## Task directions
An exact copy of every record is needed.

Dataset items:
◇ ◇ ◇ ◇

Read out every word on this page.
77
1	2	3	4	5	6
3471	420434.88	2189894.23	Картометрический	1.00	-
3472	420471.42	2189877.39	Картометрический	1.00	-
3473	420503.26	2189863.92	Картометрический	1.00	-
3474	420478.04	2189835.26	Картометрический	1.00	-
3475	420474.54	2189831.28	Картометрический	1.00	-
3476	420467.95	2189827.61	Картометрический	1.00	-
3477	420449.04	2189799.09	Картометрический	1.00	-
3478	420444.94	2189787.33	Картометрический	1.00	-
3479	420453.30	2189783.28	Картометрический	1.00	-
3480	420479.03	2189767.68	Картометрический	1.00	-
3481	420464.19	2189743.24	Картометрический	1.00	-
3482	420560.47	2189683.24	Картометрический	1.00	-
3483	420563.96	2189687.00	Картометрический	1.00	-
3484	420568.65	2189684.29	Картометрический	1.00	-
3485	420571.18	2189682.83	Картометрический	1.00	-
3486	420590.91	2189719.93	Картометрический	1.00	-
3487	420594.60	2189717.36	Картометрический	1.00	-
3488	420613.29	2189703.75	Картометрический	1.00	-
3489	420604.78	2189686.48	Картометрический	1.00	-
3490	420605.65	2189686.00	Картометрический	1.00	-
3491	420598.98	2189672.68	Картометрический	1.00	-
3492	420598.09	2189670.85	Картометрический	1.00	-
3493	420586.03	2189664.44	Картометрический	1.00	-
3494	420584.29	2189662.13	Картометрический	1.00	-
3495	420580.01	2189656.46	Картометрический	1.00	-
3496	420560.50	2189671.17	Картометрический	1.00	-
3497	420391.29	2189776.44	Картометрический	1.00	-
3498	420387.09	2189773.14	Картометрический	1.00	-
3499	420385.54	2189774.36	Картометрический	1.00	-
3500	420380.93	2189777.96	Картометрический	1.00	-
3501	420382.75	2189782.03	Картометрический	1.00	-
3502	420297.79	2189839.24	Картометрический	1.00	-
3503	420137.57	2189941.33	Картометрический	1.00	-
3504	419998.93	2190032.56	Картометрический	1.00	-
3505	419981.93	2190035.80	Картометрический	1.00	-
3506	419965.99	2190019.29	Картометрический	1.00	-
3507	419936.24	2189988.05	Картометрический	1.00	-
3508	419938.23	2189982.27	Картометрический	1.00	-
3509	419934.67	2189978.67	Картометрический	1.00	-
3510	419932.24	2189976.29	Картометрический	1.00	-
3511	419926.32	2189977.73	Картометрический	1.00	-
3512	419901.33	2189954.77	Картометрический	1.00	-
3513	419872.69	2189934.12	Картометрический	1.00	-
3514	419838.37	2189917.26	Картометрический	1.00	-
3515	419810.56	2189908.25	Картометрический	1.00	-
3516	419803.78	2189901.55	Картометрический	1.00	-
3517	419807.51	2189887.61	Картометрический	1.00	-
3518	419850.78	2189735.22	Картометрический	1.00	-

◇ ◇ ◇ ◇

## Solution to this task
Read out every word on this page.
77
1	2	3	4	5	6
3471	420434.88	2189894.23	Картометрический	1.00	-
3472	420471.42	2189877.39	Картометрический	1.00	-
3473	420503.26	2189863.92	Картометрический	1.00	-
3474	420478.04	2189835.26	Картометрический	1.00	-
3475	420474.54	2189831.28	Картометрический	1.00	-
3476	420467.95	2189827.61	Картометрический	1.00	-
3477	420449.04	2189799.09	Картометрический	1.00	-
3478	420444.94	2189787.33	Картометрический	1.00	-
3479	420453.30	2189783.28	Картометрический	1.00	-
3480	420479.03	2189767.68	Картометрический	1.00	-
3481	420464.19	2189743.24	Картометрический	1.00	-
3482	420560.47	2189683.24	Картометрический	1.00	-
3483	420563.96	2189687.00	Картометрический	1.00	-
3484	420568.65	2189684.29	Картометрический	1.00	-
3485	420571.18	2189682.83	Картометрический	1.00	-
3486	420590.91	2189719.93	Картометрический	1.00	-
3487	420594.60	2189717.36	Картометрический	1.00	-
3488	420613.29	2189703.75	Картометрический	1.00	-
3489	420604.78	2189686.48	Картометрический	1.00	-
3490	420605.65	2189686.00	Картометрический	1.00	-
3491	420598.98	2189672.68	Картометрический	1.00	-
3492	420598.09	2189670.85	Картометрический	1.00	-
3493	420586.03	2189664.44	Картометрический	1.00	-
3494	420584.29	2189662.13	Картометрический	1.00	-
3495	420580.01	2189656.46	Картометрический	1.00	-
3496	420560.50	2189671.17	Картометрический	1.00	-
3497	420391.29	2189776.44	Картометрический	1.00	-
3498	420387.09	2189773.14	Картометрический	1.00	-
3499	420385.54	2189774.36	Картометрический	1.00	-
3500	420380.93	2189777.96	Картометрический	1.00	-
3501	420382.75	2189782.03	Картометрический	1.00	-
3502	420297.79	2189839.24	Картометрический	1.00	-
3503	420137.57	2189941.33	Картометрический	1.00	-
3504	419998.93	2190032.56	Картометрический	1.00	-
3505	419981.93	2190035.80	Картометрический	1.00	-
3506	419965.99	2190019.29	Картометрический	1.00	-
3507	419936.24	2189988.05	Картометрический	1.00	-
3508	419938.23	2189982.27	Картометрический	1.00	-
3509	419934.67	2189978.67	Картометрический	1.00	-
3510	419932.24	2189976.29	Картометрический	1.00	-
3511	419926.32	2189977.73	Картометрический	1.00	-
3512	419901.33	2189954.77	Картометрический	1.00	-
3513	419872.69	2189934.12	Картометрический	1.00	-
3514	419838.37	2189917.26	Картометрический	1.00	-
3515	419810.56	2189908.25	Картометрический	1.00	-
3516	419803.78	2189901.55	Картометрический	1.00	-
3517	419807.51	2189887.61	Картометрический	1.00	-
3518	419850.78	2189735.22	Картометрический	1.00	-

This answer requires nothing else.